Figure record extracts
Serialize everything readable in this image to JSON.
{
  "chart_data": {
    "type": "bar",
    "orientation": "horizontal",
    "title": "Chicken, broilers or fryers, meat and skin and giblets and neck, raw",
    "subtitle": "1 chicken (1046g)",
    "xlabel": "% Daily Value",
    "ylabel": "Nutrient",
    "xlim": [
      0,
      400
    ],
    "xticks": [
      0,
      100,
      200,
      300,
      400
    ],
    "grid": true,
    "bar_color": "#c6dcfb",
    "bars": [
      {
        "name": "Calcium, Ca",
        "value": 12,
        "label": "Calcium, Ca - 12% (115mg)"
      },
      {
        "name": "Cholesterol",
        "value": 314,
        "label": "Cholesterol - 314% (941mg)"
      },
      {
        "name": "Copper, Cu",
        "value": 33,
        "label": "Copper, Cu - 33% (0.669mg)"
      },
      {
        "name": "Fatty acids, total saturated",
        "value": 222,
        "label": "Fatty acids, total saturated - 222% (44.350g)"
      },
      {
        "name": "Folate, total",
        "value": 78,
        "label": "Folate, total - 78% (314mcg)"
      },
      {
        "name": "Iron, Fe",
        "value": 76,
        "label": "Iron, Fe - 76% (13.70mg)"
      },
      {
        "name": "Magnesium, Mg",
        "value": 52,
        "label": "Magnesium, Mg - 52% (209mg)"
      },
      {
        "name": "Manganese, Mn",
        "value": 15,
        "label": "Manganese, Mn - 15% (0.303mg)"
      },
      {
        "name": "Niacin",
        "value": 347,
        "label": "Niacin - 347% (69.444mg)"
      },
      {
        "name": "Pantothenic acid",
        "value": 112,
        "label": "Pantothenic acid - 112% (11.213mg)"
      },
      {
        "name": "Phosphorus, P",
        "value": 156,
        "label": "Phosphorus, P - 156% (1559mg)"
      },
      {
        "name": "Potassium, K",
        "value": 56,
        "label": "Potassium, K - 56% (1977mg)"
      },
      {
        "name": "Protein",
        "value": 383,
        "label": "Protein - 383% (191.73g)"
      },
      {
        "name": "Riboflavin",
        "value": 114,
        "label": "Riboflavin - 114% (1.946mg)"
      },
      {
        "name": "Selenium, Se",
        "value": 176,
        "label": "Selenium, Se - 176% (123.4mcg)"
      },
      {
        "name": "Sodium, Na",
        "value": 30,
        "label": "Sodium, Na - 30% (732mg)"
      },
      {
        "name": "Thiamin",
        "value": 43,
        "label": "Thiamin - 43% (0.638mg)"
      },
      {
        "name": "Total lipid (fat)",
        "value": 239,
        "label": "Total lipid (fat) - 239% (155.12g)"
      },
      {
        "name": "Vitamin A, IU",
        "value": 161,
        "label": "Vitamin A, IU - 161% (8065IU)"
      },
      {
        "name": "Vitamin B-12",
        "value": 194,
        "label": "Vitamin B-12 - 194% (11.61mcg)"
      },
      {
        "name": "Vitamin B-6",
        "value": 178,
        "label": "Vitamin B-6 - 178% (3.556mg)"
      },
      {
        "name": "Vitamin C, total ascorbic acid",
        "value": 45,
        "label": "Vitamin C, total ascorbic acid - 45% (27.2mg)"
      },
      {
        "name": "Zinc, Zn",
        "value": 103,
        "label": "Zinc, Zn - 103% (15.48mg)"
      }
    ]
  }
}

> EXERCISE: Return each record exactly as given.

> WRITTEN RESPONSE:
Serialize everything readable in this image to JSON.
{
  "chart_data": {
    "type": "bar",
    "orientation": "horizontal",
    "title": "Chicken, broilers or fryers, meat and skin and giblets and neck, raw",
    "subtitle": "1 chicken (1046g)",
    "xlabel": "% Daily Value",
    "ylabel": "Nutrient",
    "xlim": [
      0,
      400
    ],
    "xticks": [
      0,
      100,
      200,
      300,
      400
    ],
    "grid": true,
    "bar_color": "#c6dcfb",
    "bars": [
      {
        "name": "Calcium, Ca",
        "value": 12,
        "label": "Calcium, Ca - 12% (115mg)"
      },
      {
        "name": "Cholesterol",
        "value": 314,
        "label": "Cholesterol - 314% (941mg)"
      },
      {
        "name": "Copper, Cu",
        "value": 33,
        "label": "Copper, Cu - 33% (0.669mg)"
      },
      {
        "name": "Fatty acids, total saturated",
        "value": 222,
        "label": "Fatty acids, total saturated - 222% (44.350g)"
      },
      {
        "name": "Folate, total",
        "value": 78,
        "label": "Folate, total - 78% (314mcg)"
      },
      {
        "name": "Iron, Fe",
        "value": 76,
        "label": "Iron, Fe - 76% (13.70mg)"
      },
      {
        "name": "Magnesium, Mg",
        "value": 52,
        "label": "Magnesium, Mg - 52% (209mg)"
      },
      {
        "name": "Manganese, Mn",
        "value": 15,
        "label": "Manganese, Mn - 15% (0.303mg)"
      },
      {
        "name": "Niacin",
        "value": 347,
        "label": "Niacin - 347% (69.444mg)"
      },
      {
        "name": "Pantothenic acid",
        "value": 112,
        "label": "Pantothenic acid - 112% (11.213mg)"
      },
      {
        "name": "Phosphorus, P",
        "value": 156,
        "label": "Phosphorus, P - 156% (1559mg)"
      },
      {
        "name": "Potassium, K",
        "value": 56,
        "label": "Potassium, K - 56% (1977mg)"
      },
      {
        "name": "Protein",
        "value": 383,
        "label": "Protein - 383% (191.73g)"
      },
      {
        "name": "Riboflavin",
        "value": 114,
        "label": "Riboflavin - 114% (1.946mg)"
      },
      {
        "name": "Selenium, Se",
        "value": 176,
        "label": "Selenium, Se - 176% (123.4mcg)"
      },
      {
        "name": "Sodium, Na",
        "value": 30,
        "label": "Sodium, Na - 30% (732mg)"
      },
      {
        "name": "Thiamin",
        "value": 43,
        "label": "Thiamin - 43% (0.638mg)"
      },
      {
        "name": "Total lipid (fat)",
        "value": 239,
        "label": "Total lipid (fat) - 239% (155.12g)"
      },
      {
        "name": "Vitamin A, IU",
        "value": 161,
        "label": "Vitamin A, IU - 161% (8065IU)"
      },
      {
        "name": "Vitamin B-12",
        "value": 194,
        "label": "Vitamin B-12 - 194% (11.61mcg)"
      },
      {
        "name": "Vitamin B-6",
        "value": 178,
        "label": "Vitamin B-6 - 178% (3.556mg)"
      },
      {
        "name": "Vitamin C, total ascorbic acid",
        "value": 45,
        "label": "Vitamin C, total ascorbic acid - 45% (27.2mg)"
      },
      {
        "name": "Zinc, Zn",
        "value": 103,
        "label": "Zinc, Zn - 103% (15.48mg)"
      }
    ]
  }
}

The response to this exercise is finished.